[TASK OBJECTIVE] According to the alert on the Anthropic ruling, what will the court send to trial?

Insights: Alert In First Major Substantive Decision Addressing GenAI Training Data, Judge Alsup Declares Large Language Models “Among the Most Transformative [Technologies] Many of Us Will See in Our Lifetimes,” But Finds that Issues arising from Alleged Retention of Pirated Copies of Works Must Go to Trial 

Written by Joseph Petersen

On June 23, 2025, Judge Alsup issued a much-anticipated summary judgment ruling in a copyright case brought by a group of authors seeking to challenge Anthropic’s alleged copying of millions of books in connection with Anthropic’s development of a generative artificial intelligence (“GenAI”) model called “Claude.” Bartz v. Anthropic PBC, No. 3:24‑cv‑05417‑WHA (N.D. Cal. June 23, 2025).

In the Court’s 32 page Order, the court declared GenAI models such as Claude “among the most transformative [technologies] many of us will see in our lifetimes,” and found that using lawfully acquired books to tokenize them and use the resulting tokens to develop a GenAI model is fair use. The court’s decision was based on findings that Claude does not reproduce plaintiffs’ works as output nor does it displace demand for the originals. The court observed that while a market may develop for licensing works for machine learning purposes “such a market … is not one the Copyright Act entitles Authors to exploit.” Order at 28. 

In reaching its conclusion, the court relied in part on Authors Guild, Inc. v. HathiTrust, 755 F.3d 87, 97, 101, 103 (2d Cir. 2014). In that case, the Second Circuit affirmed summary judgment that mass digitization of millions of books to create a full‑text searchable database and to provide accessible copies for print‑disabled users was a transformative fair use.

Judge Alsup's decision was not entirely favorable to Anthropic, however. The court denied summary judgment to Anthropic on its downloading and maintenance of a database of pirated books (i.e., a dataset of books that was copied without any payment of any kind to the copyright holders). The court found issues of fact and noted that it will send issues relating to the pirated dataset to trial.

The decision represents a notable departure from the last significant ruling in this space, namely Thomson Reuters Enter. Ctr. GMBH v. Ross Intel. Inc., 765 F. Supp. 3d 382 (D. Del. 2025), motion to certify appeal granted, No. 1:20-cv-613-SB, 2025 WL 1488015 (D. Del. May 23, 2025). In Ross, plaintiff Thomson Reuters—the company behind the Westlaw legal research database—argued that the defendant illegally trained a competing AI legal search tool on source material pulled from Westlaw’s proprietary headnotes.

Collected data entries:
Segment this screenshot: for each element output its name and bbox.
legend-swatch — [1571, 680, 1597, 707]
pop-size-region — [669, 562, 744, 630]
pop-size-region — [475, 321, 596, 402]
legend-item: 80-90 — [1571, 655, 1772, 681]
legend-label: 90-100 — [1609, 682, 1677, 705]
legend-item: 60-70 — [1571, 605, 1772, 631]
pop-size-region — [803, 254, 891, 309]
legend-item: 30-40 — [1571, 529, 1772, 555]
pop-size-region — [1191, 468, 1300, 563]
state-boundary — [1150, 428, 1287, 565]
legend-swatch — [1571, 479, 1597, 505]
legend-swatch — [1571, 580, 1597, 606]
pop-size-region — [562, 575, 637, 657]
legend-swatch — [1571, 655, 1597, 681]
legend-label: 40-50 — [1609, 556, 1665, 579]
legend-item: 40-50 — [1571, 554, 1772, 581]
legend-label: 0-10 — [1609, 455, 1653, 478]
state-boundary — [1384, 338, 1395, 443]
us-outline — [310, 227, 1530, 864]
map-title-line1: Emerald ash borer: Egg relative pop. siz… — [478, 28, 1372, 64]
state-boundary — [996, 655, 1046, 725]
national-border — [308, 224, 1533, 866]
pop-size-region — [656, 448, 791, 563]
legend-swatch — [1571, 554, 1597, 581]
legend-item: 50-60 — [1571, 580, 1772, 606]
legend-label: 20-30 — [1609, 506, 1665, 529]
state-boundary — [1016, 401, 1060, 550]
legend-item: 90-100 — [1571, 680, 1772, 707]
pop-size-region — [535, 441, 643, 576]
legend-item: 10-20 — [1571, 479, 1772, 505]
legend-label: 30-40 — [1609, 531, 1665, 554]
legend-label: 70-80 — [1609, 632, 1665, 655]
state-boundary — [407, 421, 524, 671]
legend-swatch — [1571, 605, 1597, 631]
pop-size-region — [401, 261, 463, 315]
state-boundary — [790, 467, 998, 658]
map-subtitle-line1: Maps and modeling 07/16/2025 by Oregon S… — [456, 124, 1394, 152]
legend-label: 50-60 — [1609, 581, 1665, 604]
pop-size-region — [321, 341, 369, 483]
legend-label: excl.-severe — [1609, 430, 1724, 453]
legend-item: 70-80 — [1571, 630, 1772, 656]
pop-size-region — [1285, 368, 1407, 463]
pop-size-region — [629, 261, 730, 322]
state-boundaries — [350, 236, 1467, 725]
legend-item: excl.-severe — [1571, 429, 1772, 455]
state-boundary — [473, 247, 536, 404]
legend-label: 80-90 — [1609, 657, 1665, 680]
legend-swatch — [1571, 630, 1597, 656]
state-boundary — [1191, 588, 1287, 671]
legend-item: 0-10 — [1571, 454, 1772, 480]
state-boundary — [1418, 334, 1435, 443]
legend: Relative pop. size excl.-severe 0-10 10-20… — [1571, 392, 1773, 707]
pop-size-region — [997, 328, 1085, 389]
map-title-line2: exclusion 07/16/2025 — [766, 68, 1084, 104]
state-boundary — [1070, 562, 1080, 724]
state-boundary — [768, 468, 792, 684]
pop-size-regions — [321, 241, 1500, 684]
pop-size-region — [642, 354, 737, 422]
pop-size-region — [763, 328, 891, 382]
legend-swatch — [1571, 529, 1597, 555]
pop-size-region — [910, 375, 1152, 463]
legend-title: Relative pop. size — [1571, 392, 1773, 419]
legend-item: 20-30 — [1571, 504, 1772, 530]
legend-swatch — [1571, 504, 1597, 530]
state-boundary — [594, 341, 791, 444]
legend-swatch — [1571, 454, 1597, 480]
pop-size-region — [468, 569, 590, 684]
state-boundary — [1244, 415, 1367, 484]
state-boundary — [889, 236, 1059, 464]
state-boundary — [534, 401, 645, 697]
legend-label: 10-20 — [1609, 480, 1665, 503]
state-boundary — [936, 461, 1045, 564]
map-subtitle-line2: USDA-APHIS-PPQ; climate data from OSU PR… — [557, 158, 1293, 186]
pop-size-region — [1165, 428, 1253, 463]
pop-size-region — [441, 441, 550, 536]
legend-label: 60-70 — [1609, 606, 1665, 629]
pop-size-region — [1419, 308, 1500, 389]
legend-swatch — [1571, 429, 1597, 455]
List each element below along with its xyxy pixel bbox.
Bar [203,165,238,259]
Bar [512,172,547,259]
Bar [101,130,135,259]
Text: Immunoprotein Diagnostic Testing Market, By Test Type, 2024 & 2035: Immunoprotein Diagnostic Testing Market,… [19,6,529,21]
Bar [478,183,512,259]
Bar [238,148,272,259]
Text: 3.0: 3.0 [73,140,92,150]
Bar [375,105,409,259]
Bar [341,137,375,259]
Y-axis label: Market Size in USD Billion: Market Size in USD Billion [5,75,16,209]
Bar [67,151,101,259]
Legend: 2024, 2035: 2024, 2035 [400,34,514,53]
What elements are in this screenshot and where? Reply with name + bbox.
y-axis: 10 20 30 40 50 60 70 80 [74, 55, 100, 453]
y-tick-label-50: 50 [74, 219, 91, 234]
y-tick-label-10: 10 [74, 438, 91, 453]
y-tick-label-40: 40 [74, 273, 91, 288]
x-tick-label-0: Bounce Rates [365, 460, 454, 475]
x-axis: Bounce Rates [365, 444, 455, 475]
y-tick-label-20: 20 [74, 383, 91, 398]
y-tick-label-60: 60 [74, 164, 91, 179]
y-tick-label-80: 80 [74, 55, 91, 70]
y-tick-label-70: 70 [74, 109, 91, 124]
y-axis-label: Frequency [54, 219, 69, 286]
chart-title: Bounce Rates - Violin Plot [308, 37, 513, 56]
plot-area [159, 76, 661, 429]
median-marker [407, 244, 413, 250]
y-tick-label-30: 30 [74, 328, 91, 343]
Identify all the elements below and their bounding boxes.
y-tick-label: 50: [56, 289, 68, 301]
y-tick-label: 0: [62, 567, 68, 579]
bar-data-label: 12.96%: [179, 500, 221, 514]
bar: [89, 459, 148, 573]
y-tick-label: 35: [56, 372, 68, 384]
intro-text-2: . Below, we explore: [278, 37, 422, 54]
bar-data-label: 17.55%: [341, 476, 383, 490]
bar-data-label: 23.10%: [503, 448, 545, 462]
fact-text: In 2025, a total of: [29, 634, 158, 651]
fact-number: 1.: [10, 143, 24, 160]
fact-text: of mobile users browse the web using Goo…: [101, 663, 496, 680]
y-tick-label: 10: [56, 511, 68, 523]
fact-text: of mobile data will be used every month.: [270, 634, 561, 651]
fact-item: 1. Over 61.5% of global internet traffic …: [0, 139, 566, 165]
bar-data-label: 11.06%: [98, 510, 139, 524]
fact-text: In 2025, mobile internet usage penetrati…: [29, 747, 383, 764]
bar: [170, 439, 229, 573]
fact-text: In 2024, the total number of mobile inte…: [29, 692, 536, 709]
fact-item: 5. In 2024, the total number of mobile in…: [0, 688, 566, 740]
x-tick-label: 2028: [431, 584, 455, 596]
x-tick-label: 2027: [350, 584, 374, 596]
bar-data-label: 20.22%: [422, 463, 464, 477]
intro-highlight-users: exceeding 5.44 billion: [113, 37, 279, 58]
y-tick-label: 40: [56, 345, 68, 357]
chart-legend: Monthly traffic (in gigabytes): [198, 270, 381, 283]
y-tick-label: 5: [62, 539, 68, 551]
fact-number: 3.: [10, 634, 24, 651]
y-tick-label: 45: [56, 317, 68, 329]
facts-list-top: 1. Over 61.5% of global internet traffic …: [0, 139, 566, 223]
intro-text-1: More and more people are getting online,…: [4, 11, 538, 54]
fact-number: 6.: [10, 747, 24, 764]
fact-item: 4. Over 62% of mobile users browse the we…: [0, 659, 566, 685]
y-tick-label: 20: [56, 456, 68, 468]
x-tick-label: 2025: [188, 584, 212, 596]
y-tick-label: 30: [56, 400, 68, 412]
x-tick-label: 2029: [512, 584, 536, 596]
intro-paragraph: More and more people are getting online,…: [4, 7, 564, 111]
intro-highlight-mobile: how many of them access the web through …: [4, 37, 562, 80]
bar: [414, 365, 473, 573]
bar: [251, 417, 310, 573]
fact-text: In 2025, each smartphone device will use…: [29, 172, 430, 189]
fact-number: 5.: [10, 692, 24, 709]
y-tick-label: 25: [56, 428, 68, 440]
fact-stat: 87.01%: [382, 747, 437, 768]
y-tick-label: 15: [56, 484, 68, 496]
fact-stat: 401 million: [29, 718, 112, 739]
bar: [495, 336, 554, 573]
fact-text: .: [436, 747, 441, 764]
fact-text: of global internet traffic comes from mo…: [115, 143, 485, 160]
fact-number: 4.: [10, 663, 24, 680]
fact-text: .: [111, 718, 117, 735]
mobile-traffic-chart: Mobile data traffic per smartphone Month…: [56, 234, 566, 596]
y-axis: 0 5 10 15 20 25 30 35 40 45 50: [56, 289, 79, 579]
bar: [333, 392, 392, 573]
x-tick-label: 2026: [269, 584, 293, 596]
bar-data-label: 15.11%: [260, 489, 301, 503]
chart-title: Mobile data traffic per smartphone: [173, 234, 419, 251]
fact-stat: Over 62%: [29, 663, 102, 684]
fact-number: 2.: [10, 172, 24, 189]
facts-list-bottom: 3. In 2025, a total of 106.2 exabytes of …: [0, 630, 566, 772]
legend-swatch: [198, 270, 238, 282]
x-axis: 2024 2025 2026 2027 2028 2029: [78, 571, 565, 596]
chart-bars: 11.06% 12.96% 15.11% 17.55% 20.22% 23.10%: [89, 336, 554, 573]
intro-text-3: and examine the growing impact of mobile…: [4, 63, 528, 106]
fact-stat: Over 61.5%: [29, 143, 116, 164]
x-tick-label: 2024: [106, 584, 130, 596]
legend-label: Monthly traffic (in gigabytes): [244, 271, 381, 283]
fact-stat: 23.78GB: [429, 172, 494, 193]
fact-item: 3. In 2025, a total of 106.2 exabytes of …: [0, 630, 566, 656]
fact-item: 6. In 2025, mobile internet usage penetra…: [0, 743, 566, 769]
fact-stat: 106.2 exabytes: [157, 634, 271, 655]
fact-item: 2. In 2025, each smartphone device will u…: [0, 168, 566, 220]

[EXPECTED OUTPUT] Issues relating to Anthropic's downloading and maintenance of a dataset of pirated books.